■ Given task ■
Return the lines from the line with "diamond-ornament — [1266, 498, 1280, 511]" to the line with "desktop-shortcut[interactable]: Dead Island", reproducing them verbatim and including both end lines.

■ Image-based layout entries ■
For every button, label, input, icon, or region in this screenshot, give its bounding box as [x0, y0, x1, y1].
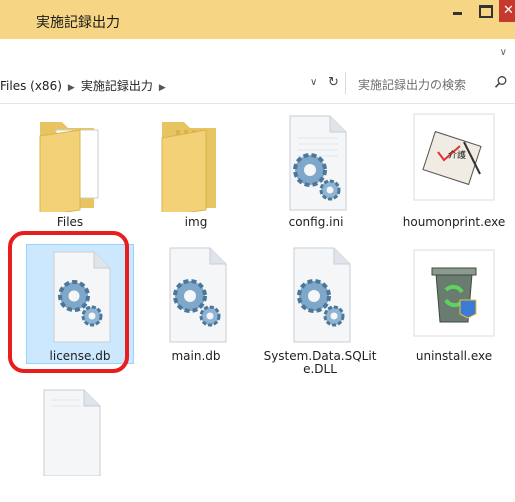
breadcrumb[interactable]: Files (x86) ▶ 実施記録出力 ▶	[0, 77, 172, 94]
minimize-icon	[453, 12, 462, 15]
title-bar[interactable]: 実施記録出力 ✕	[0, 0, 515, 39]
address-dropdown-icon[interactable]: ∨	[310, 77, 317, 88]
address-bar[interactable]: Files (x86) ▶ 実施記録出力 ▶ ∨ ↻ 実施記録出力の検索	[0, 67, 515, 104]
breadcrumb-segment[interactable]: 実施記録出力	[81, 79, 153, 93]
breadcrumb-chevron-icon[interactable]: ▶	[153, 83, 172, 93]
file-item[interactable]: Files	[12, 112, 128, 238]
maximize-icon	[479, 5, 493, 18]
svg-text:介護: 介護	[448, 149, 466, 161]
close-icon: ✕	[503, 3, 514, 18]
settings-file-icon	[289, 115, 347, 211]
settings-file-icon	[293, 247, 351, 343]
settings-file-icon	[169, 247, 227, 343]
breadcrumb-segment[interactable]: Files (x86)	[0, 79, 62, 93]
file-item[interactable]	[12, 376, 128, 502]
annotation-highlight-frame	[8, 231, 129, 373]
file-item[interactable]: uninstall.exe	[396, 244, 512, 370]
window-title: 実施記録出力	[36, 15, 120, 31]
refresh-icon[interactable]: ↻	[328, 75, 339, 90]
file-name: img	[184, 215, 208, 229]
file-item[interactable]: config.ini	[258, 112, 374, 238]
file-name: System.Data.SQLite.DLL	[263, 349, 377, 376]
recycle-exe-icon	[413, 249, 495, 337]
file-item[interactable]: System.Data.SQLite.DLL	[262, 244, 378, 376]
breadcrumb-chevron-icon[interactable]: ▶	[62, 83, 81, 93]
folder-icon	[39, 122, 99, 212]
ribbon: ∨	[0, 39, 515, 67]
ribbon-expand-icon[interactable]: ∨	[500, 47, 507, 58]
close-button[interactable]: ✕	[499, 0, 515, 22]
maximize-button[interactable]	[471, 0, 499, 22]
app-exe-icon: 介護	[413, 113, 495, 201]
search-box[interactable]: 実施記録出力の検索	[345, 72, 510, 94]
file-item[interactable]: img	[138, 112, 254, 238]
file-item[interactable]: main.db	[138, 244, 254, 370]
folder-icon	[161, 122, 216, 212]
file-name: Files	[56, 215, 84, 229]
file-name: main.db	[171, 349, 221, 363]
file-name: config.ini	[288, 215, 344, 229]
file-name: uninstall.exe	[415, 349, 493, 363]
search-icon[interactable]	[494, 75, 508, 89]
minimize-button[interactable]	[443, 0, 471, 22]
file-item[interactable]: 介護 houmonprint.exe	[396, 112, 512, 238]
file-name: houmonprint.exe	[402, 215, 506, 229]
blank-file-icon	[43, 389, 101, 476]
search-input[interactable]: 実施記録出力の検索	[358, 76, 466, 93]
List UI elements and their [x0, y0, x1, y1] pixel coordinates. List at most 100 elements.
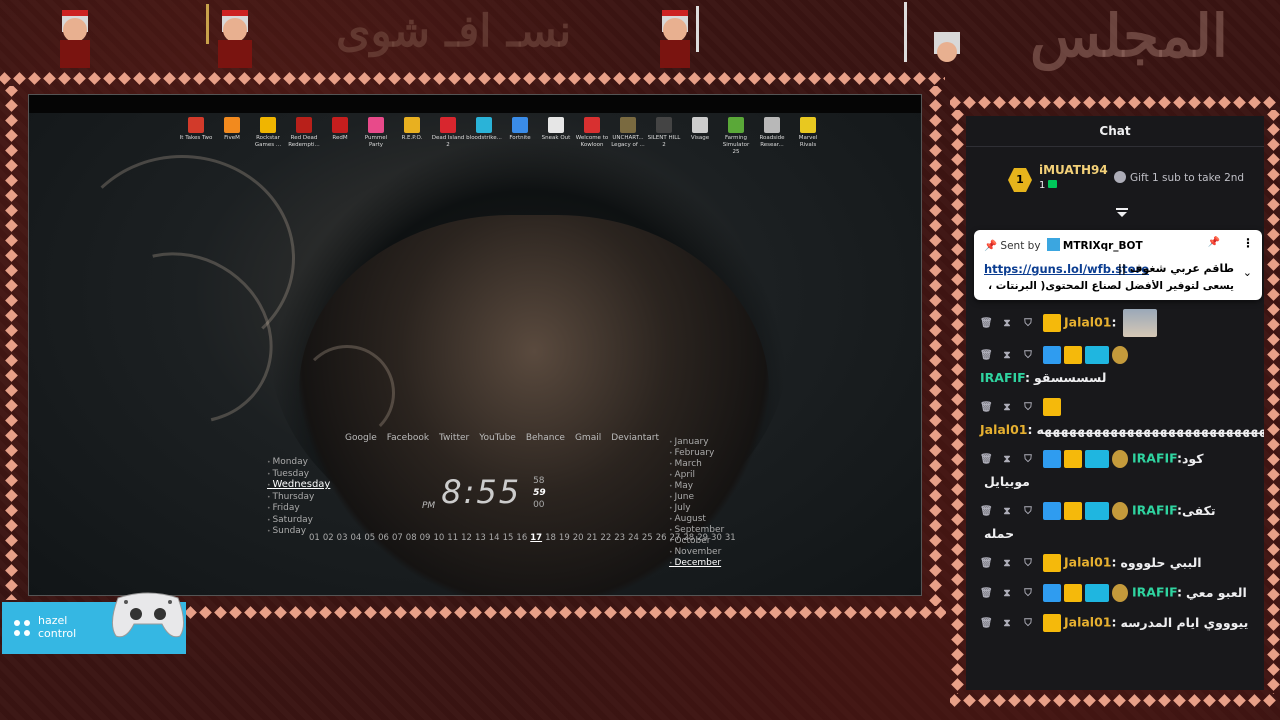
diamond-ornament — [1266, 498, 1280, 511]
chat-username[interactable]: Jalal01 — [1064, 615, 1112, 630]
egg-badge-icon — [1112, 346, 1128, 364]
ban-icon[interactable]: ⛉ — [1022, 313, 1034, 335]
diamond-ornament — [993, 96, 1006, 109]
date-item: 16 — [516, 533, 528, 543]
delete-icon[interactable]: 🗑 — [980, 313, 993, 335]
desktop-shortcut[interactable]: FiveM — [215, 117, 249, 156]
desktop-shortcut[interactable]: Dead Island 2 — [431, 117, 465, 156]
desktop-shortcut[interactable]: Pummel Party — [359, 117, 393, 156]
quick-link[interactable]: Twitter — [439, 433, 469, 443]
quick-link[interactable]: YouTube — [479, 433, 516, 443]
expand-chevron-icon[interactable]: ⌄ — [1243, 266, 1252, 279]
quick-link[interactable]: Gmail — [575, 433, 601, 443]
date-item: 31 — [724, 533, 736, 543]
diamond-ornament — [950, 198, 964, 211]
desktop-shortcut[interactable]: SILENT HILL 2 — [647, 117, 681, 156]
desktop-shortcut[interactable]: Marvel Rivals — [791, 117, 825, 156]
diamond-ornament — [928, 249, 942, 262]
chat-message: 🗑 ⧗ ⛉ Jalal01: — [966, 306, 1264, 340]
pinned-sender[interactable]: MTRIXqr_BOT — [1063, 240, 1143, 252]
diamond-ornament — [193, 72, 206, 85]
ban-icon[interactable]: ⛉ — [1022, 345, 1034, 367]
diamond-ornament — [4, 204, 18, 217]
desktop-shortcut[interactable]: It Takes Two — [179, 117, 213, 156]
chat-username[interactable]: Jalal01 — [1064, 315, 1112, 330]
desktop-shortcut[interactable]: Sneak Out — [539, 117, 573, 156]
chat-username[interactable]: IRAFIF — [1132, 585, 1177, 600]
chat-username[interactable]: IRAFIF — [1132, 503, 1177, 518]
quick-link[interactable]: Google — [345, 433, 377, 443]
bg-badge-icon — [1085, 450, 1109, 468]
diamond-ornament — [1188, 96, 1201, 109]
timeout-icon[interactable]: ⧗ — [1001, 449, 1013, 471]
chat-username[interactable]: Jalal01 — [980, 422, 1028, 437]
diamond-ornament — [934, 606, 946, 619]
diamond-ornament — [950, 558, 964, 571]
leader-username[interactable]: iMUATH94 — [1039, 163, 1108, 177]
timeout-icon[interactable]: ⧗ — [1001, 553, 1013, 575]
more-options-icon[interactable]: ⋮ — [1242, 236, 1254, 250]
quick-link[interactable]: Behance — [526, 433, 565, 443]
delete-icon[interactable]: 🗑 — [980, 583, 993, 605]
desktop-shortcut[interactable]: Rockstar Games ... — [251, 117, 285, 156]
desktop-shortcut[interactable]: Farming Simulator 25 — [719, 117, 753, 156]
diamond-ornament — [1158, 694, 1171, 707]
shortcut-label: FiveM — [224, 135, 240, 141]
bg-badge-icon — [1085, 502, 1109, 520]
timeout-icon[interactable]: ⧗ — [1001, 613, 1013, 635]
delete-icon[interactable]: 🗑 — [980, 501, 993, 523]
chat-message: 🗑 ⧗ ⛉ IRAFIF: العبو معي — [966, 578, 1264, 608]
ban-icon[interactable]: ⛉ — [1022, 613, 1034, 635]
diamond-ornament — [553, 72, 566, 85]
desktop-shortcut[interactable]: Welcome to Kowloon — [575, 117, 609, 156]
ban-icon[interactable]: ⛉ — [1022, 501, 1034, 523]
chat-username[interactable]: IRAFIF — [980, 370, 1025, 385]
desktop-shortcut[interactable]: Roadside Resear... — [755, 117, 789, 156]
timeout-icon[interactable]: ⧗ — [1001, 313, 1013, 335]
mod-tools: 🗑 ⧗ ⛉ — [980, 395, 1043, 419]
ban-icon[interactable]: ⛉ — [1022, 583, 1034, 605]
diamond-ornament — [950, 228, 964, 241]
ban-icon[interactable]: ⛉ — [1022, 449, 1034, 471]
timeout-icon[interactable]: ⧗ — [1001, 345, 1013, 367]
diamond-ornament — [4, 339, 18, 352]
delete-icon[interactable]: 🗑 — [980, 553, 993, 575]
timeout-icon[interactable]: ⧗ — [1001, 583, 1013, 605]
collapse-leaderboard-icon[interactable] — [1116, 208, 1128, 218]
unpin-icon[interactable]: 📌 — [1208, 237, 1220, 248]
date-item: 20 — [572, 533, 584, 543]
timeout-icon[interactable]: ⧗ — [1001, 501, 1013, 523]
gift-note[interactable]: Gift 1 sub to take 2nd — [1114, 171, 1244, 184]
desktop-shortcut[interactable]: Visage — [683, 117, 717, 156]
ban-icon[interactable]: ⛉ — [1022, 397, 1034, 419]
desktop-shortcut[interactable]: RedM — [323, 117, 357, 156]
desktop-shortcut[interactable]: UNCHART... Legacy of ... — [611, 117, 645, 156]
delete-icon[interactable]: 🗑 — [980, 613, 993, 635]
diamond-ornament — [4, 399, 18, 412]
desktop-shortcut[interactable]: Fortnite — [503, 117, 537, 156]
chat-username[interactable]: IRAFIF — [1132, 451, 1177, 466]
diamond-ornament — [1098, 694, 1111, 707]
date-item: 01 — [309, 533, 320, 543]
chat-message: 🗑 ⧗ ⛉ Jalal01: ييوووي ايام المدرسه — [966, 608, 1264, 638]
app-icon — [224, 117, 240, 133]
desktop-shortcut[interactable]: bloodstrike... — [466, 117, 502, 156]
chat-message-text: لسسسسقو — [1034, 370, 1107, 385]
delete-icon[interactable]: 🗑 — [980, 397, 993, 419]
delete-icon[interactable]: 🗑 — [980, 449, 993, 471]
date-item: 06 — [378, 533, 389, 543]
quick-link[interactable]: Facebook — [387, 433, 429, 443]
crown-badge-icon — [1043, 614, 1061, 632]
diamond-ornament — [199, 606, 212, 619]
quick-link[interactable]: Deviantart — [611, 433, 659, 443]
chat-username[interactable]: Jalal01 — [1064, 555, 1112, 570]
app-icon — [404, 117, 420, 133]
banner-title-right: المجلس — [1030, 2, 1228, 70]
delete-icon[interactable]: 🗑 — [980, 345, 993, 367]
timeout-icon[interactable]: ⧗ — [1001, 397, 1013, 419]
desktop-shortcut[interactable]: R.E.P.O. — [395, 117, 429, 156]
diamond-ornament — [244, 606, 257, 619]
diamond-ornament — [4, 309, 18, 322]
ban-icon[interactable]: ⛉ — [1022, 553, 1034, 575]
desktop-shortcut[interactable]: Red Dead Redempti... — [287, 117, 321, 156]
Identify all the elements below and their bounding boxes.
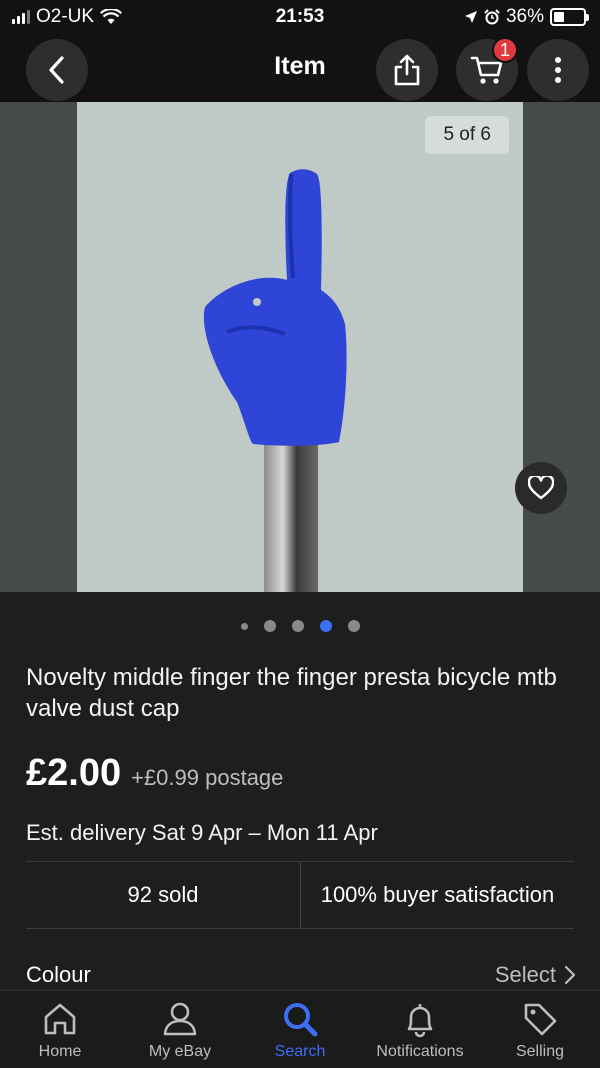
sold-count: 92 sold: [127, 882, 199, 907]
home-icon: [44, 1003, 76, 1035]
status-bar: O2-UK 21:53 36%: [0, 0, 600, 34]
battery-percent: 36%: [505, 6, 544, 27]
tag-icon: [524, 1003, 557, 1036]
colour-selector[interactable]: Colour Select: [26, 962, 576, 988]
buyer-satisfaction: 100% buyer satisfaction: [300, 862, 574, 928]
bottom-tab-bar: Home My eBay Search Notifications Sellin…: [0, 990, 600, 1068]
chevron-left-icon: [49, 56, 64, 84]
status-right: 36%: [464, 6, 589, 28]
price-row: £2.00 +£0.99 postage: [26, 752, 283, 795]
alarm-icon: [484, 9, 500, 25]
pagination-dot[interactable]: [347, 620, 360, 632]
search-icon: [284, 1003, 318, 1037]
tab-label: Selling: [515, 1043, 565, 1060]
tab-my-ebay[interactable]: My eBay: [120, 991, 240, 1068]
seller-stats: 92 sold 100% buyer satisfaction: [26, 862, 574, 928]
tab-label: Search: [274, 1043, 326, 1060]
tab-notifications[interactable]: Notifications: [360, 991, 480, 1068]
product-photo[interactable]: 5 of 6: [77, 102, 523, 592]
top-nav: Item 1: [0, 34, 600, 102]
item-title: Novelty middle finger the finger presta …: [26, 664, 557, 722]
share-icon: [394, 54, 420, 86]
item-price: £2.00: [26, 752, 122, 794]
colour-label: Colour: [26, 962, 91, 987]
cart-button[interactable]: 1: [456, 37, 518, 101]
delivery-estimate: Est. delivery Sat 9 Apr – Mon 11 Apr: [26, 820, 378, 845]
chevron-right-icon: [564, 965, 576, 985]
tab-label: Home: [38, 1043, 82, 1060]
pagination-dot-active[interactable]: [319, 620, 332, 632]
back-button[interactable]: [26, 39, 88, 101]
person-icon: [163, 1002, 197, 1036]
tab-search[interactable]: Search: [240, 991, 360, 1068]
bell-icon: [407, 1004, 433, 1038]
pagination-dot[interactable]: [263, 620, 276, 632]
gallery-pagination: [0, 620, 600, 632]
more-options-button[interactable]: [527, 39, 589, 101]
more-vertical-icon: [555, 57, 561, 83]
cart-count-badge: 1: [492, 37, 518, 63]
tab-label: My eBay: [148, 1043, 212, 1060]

■ Solution ■
diamond-ornament — [1266, 498, 1280, 511]
chat-username[interactable]: Jalal01 — [1064, 615, 1112, 630]
egg-badge-icon — [1112, 346, 1128, 364]
ban-icon[interactable]: ⛉ — [1022, 313, 1034, 335]
diamond-ornament — [993, 96, 1006, 109]
date-item: 16 — [516, 533, 528, 543]
delete-icon[interactable]: 🗑 — [980, 313, 993, 335]
desktop-shortcut[interactable]: FiveM — [215, 117, 249, 156]
desktop-shortcut[interactable]: Dead Island 2 — [431, 117, 465, 156]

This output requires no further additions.